Records for this task:
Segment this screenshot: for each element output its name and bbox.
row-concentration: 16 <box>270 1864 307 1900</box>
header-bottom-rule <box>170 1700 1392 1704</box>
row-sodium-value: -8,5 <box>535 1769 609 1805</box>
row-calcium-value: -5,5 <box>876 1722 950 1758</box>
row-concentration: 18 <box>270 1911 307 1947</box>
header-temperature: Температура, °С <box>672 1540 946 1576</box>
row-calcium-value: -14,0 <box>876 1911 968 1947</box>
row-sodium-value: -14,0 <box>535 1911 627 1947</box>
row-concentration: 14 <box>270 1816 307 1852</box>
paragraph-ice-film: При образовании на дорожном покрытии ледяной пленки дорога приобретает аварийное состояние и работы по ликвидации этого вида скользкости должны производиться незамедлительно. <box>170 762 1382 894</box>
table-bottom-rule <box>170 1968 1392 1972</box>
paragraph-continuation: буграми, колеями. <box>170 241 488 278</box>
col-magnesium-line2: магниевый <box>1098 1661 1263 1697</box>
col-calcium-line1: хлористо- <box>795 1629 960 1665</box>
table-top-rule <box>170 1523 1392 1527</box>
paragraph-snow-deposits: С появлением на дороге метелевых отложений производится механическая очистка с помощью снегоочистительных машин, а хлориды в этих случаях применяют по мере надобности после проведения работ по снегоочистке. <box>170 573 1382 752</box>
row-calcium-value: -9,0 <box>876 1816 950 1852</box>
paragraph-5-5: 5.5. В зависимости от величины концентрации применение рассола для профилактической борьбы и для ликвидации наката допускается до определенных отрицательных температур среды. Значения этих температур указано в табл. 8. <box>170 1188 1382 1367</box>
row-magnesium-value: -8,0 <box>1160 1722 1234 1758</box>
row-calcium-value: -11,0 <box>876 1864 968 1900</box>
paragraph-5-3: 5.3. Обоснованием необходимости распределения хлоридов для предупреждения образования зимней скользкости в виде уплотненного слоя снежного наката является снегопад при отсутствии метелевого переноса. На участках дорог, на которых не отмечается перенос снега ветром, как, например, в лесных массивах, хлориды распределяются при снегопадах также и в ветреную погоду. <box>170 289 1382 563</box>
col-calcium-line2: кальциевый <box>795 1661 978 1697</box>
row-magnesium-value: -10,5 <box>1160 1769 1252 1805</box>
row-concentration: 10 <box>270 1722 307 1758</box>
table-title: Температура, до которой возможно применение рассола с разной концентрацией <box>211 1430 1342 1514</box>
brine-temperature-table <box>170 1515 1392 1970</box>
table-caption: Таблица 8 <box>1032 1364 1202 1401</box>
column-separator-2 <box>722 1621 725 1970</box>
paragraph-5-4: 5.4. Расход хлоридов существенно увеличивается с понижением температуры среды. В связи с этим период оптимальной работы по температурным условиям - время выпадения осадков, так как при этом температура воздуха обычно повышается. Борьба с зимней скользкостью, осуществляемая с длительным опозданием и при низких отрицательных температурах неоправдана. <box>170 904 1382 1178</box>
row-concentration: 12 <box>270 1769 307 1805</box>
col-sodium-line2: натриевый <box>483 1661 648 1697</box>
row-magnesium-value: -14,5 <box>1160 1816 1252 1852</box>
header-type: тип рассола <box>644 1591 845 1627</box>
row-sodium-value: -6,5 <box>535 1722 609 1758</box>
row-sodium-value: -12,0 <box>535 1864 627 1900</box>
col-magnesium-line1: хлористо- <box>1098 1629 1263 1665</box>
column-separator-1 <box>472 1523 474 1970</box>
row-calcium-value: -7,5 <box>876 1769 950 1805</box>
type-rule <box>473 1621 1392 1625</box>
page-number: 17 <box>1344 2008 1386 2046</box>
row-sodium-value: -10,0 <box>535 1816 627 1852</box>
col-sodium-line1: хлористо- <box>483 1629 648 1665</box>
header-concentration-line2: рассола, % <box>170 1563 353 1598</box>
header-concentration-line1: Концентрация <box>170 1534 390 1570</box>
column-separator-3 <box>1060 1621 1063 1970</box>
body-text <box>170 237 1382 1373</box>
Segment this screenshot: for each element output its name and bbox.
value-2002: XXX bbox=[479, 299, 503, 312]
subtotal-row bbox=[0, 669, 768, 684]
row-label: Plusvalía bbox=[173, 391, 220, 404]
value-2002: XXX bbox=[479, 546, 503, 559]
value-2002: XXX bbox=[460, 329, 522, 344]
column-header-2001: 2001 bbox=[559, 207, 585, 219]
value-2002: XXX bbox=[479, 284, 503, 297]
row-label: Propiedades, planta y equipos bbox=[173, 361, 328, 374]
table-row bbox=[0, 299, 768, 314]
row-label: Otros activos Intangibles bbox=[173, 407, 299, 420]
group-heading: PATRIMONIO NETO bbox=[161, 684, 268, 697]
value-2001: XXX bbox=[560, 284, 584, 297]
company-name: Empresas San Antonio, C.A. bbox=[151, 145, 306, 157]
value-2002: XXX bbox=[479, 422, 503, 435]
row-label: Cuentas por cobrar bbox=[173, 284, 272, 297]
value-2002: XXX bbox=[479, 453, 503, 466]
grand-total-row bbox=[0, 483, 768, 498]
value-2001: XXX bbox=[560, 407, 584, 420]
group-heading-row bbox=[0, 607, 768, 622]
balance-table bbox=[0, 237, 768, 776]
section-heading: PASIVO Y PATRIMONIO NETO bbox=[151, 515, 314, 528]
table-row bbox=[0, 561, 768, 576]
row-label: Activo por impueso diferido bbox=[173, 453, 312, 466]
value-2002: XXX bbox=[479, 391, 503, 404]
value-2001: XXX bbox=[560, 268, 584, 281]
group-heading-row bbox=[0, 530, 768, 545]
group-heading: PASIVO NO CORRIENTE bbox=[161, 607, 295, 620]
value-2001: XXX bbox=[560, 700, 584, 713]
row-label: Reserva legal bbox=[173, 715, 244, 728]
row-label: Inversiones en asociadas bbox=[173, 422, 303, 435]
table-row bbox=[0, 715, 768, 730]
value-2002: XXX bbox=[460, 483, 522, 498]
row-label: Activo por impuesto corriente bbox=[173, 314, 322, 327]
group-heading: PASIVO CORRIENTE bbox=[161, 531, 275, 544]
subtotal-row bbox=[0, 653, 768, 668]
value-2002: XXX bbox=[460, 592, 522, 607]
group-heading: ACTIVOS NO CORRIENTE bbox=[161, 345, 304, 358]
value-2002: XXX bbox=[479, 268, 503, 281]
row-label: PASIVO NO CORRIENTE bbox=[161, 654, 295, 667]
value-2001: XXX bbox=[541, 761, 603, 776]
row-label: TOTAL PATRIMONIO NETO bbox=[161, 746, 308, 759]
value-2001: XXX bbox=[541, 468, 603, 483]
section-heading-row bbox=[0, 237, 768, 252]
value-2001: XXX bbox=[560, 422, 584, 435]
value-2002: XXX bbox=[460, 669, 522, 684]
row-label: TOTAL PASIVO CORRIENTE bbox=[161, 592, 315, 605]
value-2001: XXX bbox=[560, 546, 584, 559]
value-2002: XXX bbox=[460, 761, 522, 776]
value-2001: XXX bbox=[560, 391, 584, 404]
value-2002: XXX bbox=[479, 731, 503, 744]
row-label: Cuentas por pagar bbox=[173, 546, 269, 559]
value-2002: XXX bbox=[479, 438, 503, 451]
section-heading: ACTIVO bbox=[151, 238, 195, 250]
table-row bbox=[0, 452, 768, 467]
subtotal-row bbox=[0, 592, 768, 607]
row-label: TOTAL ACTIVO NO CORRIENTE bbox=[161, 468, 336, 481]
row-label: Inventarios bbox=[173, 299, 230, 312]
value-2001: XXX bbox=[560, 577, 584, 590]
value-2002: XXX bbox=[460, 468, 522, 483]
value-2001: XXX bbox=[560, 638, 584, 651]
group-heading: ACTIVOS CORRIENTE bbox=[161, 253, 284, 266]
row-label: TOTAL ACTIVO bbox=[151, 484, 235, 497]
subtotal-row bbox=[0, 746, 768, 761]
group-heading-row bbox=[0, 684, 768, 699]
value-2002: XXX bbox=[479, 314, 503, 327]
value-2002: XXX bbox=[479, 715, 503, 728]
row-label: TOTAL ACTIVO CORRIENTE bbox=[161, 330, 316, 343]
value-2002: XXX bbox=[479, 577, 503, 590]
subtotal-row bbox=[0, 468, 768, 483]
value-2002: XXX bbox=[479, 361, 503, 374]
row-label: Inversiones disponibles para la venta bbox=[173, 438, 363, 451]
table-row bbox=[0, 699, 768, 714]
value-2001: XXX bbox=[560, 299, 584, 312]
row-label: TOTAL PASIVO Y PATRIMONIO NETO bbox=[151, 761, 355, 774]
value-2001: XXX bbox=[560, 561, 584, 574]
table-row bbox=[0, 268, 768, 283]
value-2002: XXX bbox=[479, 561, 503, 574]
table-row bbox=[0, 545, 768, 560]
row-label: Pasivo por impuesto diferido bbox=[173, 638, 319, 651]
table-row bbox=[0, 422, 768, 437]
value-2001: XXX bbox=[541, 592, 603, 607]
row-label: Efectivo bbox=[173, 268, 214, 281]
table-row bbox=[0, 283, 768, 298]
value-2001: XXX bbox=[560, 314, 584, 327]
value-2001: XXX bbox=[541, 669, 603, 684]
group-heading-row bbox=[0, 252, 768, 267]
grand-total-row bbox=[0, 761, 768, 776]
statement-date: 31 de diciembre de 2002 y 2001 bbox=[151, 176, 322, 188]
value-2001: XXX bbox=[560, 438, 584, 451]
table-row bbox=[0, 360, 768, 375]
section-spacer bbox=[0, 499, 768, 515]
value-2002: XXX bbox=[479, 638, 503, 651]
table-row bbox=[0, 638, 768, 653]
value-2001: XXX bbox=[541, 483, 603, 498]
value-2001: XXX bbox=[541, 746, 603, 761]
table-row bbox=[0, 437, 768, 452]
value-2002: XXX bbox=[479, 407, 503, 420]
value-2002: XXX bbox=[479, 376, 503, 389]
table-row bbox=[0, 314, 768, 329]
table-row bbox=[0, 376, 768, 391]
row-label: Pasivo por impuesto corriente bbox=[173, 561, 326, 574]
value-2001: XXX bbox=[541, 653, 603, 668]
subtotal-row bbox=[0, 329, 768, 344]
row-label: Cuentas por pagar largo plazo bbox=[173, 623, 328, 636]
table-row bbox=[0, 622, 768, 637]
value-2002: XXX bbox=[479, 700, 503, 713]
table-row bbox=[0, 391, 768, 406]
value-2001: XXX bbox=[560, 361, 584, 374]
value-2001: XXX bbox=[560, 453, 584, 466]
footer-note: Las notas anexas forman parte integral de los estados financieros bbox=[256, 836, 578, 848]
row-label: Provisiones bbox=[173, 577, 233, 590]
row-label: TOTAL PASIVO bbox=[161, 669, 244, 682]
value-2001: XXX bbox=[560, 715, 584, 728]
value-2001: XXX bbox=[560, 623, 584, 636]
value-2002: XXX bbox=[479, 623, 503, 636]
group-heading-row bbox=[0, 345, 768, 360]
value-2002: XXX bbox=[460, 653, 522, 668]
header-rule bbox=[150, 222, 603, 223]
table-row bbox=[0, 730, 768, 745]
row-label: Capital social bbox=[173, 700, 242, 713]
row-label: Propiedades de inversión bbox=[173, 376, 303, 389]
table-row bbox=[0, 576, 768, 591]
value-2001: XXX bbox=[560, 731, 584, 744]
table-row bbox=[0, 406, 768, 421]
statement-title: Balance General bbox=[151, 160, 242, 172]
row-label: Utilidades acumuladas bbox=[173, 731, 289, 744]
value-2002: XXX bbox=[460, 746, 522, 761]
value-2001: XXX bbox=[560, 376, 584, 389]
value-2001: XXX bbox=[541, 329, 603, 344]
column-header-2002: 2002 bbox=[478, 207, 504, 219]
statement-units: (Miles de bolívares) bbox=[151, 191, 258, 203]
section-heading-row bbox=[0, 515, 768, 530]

Aim:
Reproduce the data without alteration, from its first line down to and including the line that contains "row-concentration: 18 <box>270".

Answer to this exercise:
Segment this screenshot: for each element output its name and bbox.
row-concentration: 16 <box>270 1864 307 1900</box>
header-bottom-rule <box>170 1700 1392 1704</box>
row-sodium-value: -8,5 <box>535 1769 609 1805</box>
row-calcium-value: -5,5 <box>876 1722 950 1758</box>
row-concentration: 18 <box>270 1911 307 1947</box>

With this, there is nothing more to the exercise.